____ ENTRIES SUPPLIED

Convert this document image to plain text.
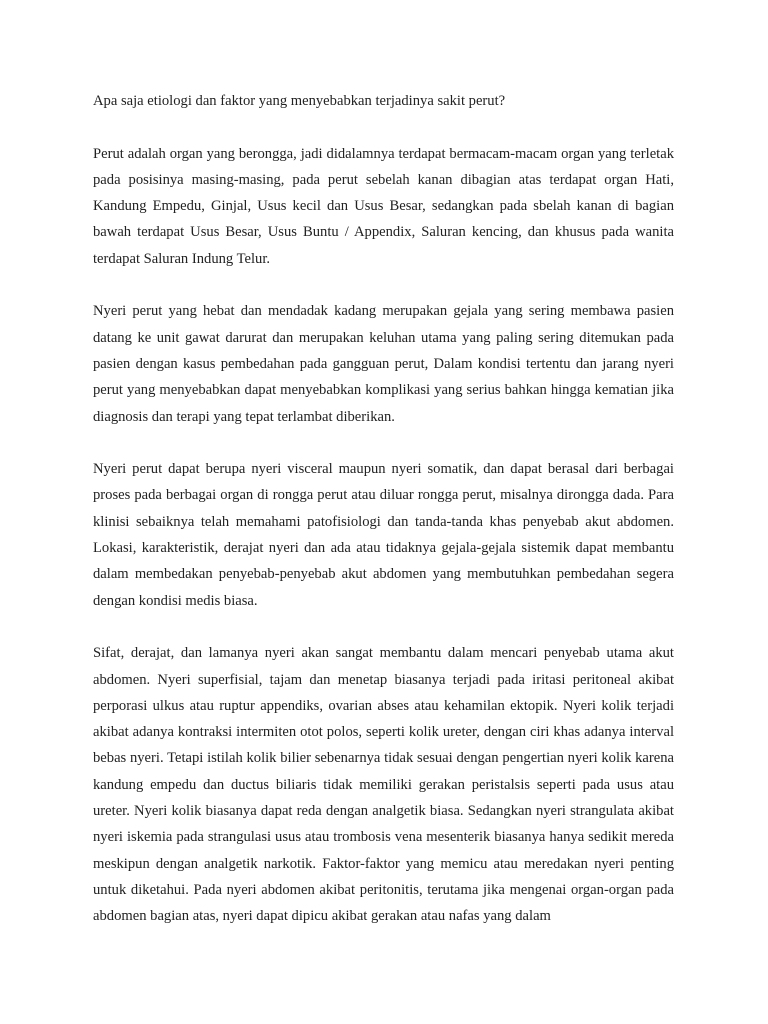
Apa saja etiologi dan faktor yang menyebabkan terjadinya sakit perut?

Perut adalah organ yang berongga, jadi didalamnya terdapat bermacam-macam organ yang terletak pada posisinya masing-masing, pada perut sebelah kanan dibagian atas terdapat organ Hati, Kandung Empedu, Ginjal, Usus kecil dan Usus Besar, sedangkan pada sbelah kanan di bagian bawah terdapat Usus Besar, Usus Buntu / Appendix, Saluran kencing, dan khusus pada wanita terdapat Saluran Indung Telur.

Nyeri perut yang hebat dan mendadak kadang merupakan gejala yang sering membawa pasien datang ke unit gawat darurat dan merupakan keluhan utama yang paling sering ditemukan pada pasien dengan kasus pembedahan pada gangguan perut, Dalam kondisi tertentu dan jarang nyeri perut yang menyebabkan dapat menyebabkan komplikasi yang serius bahkan hingga kematian jika diagnosis dan terapi yang tepat terlambat diberikan.

Nyeri perut dapat berupa nyeri visceral maupun nyeri somatik, dan dapat berasal dari berbagai proses pada berbagai organ di rongga perut atau diluar rongga perut, misalnya dirongga dada. Para klinisi sebaiknya telah memahami patofisiologi dan tanda-tanda khas penyebab akut abdomen. Lokasi, karakteristik, derajat nyeri dan ada atau tidaknya gejala-gejala sistemik dapat membantu dalam membedakan penyebab-penyebab akut abdomen yang membutuhkan pembedahan segera dengan kondisi medis biasa.

Sifat, derajat, dan lamanya nyeri akan sangat membantu dalam mencari penyebab utama akut abdomen. Nyeri superfisial, tajam dan menetap biasanya terjadi pada iritasi peritoneal akibat perporasi ulkus atau ruptur appendiks, ovarian abses atau kehamilan ektopik. Nyeri kolik terjadi akibat adanya kontraksi intermiten otot polos, seperti kolik ureter, dengan ciri khas adanya interval bebas nyeri. Tetapi istilah kolik bilier sebenarnya tidak sesuai dengan pengertian nyeri kolik karena kandung empedu dan ductus biliaris tidak memiliki gerakan peristalsis seperti pada usus atau ureter. Nyeri kolik biasanya dapat reda dengan analgetik biasa. Sedangkan nyeri strangulata akibat nyeri iskemia pada strangulasi usus atau trombosis vena mesenterik biasanya hanya sedikit mereda meskipun dengan analgetik narkotik. Faktor-faktor yang memicu atau meredakan nyeri penting untuk diketahui. Pada nyeri abdomen akibat peritonitis, terutama jika mengenai organ-organ pada abdomen bagian atas, nyeri dapat dipicu akibat gerakan atau nafas yang dalam
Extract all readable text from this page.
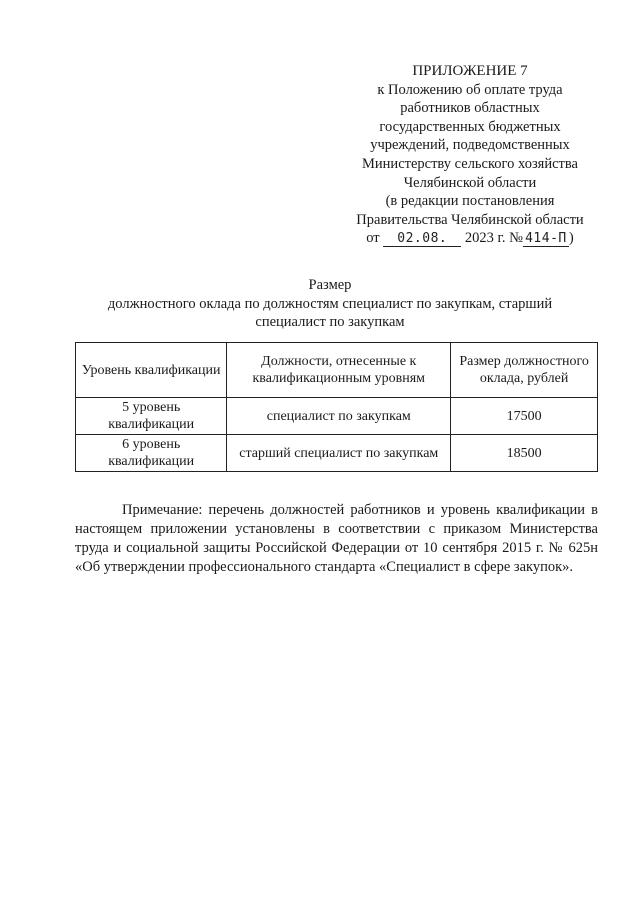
ПРИЛОЖЕНИЕ 7
к Положению об оплате труда
работников областных
государственных бюджетных
учреждений, подведомственных
Министерству сельского хозяйства
Челябинской области
(в редакции постановления
Правительства Челябинской области
от 02.08. 2023 г. № 414-П )
Размер
должностного оклада по должностям специалист по закупкам, старший
специалист по закупкам
Уровень квалификации	Должности, отнесенные к квалификационным уровням	Размер должностного оклада, рублей
5 уровень квалификации	специалист по закупкам	17500
6 уровень квалификации	старший специалист по закупкам	18500

Примечание: перечень должностей работников и уровень квалификации в настоящем приложении установлены в соответствии с приказом Министерства труда и социальной защиты Российской Федерации от 10 сентября 2015 г. № 625н «Об утверждении профессионального стандарта «Специалист в сфере закупок».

________

- [GIVEN EXERCISE]:
Print the complete listing exactly as it stands, without its pictures.

- [FINISHED ANSWER]:
Convert this document image to plain text.
Apa saja etiologi dan faktor yang menyebabkan terjadinya sakit perut?

Perut adalah organ yang berongga, jadi didalamnya terdapat bermacam-macam organ yang terletak pada posisinya masing-masing, pada perut sebelah kanan dibagian atas terdapat organ Hati, Kandung Empedu, Ginjal, Usus kecil dan Usus Besar, sedangkan pada sbelah kanan di bagian bawah terdapat Usus Besar, Usus Buntu / Appendix, Saluran kencing, dan khusus pada wanita terdapat Saluran Indung Telur.

Nyeri perut yang hebat dan mendadak kadang merupakan gejala yang sering membawa pasien datang ke unit gawat darurat dan merupakan keluhan utama yang paling sering ditemukan pada pasien dengan kasus pembedahan pada gangguan perut, Dalam kondisi tertentu dan jarang nyeri perut yang menyebabkan dapat menyebabkan komplikasi yang serius bahkan hingga kematian jika diagnosis dan terapi yang tepat terlambat diberikan.

Nyeri perut dapat berupa nyeri visceral maupun nyeri somatik, dan dapat berasal dari berbagai proses pada berbagai organ di rongga perut atau diluar rongga perut, misalnya dirongga dada. Para klinisi sebaiknya telah memahami patofisiologi dan tanda-tanda khas penyebab akut abdomen. Lokasi, karakteristik, derajat nyeri dan ada atau tidaknya gejala-gejala sistemik dapat membantu dalam membedakan penyebab-penyebab akut abdomen yang membutuhkan pembedahan segera dengan kondisi medis biasa.

Sifat, derajat, dan lamanya nyeri akan sangat membantu dalam mencari penyebab utama akut abdomen. Nyeri superfisial, tajam dan menetap biasanya terjadi pada iritasi peritoneal akibat perporasi ulkus atau ruptur appendiks, ovarian abses atau kehamilan ektopik. Nyeri kolik terjadi akibat adanya kontraksi intermiten otot polos, seperti kolik ureter, dengan ciri khas adanya interval bebas nyeri. Tetapi istilah kolik bilier sebenarnya tidak sesuai dengan pengertian nyeri kolik karena kandung empedu dan ductus biliaris tidak memiliki gerakan peristalsis seperti pada usus atau ureter. Nyeri kolik biasanya dapat reda dengan analgetik biasa. Sedangkan nyeri strangulata akibat nyeri iskemia pada strangulasi usus atau trombosis vena mesenterik biasanya hanya sedikit mereda meskipun dengan analgetik narkotik. Faktor-faktor yang memicu atau meredakan nyeri penting untuk diketahui. Pada nyeri abdomen akibat peritonitis, terutama jika mengenai organ-organ pada abdomen bagian atas, nyeri dapat dipicu akibat gerakan atau nafas yang dalam
Extract all readable text from this page.
ПРИЛОЖЕНИЕ 7
к Положению об оплате труда
работников областных
государственных бюджетных
учреждений, подведомственных
Министерству сельского хозяйства
Челябинской области
(в редакции постановления
Правительства Челябинской области
от 02.08. 2023 г. № 414-П )
Размер
должностного оклада по должностям специалист по закупкам, старший
специалист по закупкам
Уровень квалификации	Должности, отнесенные к квалификационным уровням	Размер должностного оклада, рублей
5 уровень квалификации	специалист по закупкам	17500
6 уровень квалификации	старший специалист по закупкам	18500

Примечание: перечень должностей работников и уровень квалификации в настоящем приложении установлены в соответствии с приказом Министерства труда и социальной защиты Российской Федерации от 10 сентября 2015 г. № 625н «Об утверждении профессионального стандарта «Специалист в сфере закупок».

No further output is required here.